--- Start of Input records ---

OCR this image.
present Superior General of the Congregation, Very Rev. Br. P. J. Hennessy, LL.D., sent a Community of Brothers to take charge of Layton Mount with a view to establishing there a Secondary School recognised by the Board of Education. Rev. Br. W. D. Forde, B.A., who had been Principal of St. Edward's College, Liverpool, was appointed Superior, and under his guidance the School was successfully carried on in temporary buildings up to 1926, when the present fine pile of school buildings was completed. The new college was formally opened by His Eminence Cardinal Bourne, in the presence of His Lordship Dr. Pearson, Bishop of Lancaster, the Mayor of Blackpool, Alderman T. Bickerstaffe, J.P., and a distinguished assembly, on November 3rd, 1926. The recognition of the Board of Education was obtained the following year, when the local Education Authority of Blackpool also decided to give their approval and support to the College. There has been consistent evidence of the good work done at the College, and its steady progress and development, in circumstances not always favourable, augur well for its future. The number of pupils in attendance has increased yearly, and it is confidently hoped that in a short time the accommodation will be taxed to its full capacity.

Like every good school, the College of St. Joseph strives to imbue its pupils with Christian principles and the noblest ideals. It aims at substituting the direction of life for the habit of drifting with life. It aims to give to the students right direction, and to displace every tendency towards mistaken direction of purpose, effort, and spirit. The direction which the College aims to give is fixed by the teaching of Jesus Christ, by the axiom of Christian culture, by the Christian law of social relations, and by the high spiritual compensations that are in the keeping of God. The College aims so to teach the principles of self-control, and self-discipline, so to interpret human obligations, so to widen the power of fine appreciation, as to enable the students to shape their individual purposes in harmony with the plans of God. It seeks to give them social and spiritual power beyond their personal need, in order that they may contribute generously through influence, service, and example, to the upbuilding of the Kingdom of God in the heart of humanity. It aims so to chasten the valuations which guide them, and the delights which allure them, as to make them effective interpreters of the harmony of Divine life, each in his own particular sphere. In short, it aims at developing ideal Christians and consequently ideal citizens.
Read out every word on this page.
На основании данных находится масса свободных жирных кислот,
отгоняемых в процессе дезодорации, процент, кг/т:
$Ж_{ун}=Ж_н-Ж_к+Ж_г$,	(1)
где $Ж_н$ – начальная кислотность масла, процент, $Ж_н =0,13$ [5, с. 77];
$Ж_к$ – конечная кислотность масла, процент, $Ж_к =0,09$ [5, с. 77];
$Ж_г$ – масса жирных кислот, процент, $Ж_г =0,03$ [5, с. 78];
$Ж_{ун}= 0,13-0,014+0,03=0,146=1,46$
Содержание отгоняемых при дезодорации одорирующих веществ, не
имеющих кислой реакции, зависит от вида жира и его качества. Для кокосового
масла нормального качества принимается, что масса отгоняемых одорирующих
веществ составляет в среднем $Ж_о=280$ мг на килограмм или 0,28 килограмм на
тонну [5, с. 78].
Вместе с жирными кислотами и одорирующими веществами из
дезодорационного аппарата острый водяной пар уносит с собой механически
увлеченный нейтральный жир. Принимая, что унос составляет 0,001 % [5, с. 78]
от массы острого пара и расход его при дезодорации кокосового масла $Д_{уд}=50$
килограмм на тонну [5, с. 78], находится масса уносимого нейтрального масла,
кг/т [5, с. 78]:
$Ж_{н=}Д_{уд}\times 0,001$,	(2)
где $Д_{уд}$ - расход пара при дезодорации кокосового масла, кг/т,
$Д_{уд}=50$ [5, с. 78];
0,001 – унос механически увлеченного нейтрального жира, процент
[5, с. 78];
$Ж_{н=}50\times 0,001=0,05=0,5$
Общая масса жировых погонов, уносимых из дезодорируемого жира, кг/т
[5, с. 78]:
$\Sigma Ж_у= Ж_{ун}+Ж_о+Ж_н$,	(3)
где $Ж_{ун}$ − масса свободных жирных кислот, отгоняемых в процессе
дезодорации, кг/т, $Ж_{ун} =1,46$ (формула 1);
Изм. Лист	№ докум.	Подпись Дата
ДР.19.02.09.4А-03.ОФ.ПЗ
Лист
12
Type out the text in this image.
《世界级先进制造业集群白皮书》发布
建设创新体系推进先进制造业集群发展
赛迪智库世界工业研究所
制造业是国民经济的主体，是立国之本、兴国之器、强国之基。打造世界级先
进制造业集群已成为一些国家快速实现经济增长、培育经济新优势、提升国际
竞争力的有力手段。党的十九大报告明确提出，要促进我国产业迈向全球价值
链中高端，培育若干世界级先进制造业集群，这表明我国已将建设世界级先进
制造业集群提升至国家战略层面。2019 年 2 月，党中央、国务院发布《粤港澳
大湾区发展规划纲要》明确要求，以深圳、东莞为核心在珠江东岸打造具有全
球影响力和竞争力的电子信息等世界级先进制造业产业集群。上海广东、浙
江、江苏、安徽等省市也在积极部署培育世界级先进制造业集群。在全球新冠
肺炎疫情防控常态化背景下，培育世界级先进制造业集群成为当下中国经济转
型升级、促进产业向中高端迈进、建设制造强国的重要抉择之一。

--- End of Input records ---

### What the task asks
Above are the records. Identify each line that contains the word "масса".

### Expected answer
На основании данных находится масса свободных жирных кислот,
$Ж_г$ – масса жирных кислот, процент, $Ж_г =0,03$ [5, с. 78];
масла нормального качества принимается, что масса отгоняемых одорирующих
килограмм на тонну [5, с. 78], находится масса уносимого нейтрального масла,
Общая масса жировых погонов, уносимых из дезодорируемого жира, кг/т
где $Ж_{ун}$ − масса свободных жирных кислот, отгоняемых в процессе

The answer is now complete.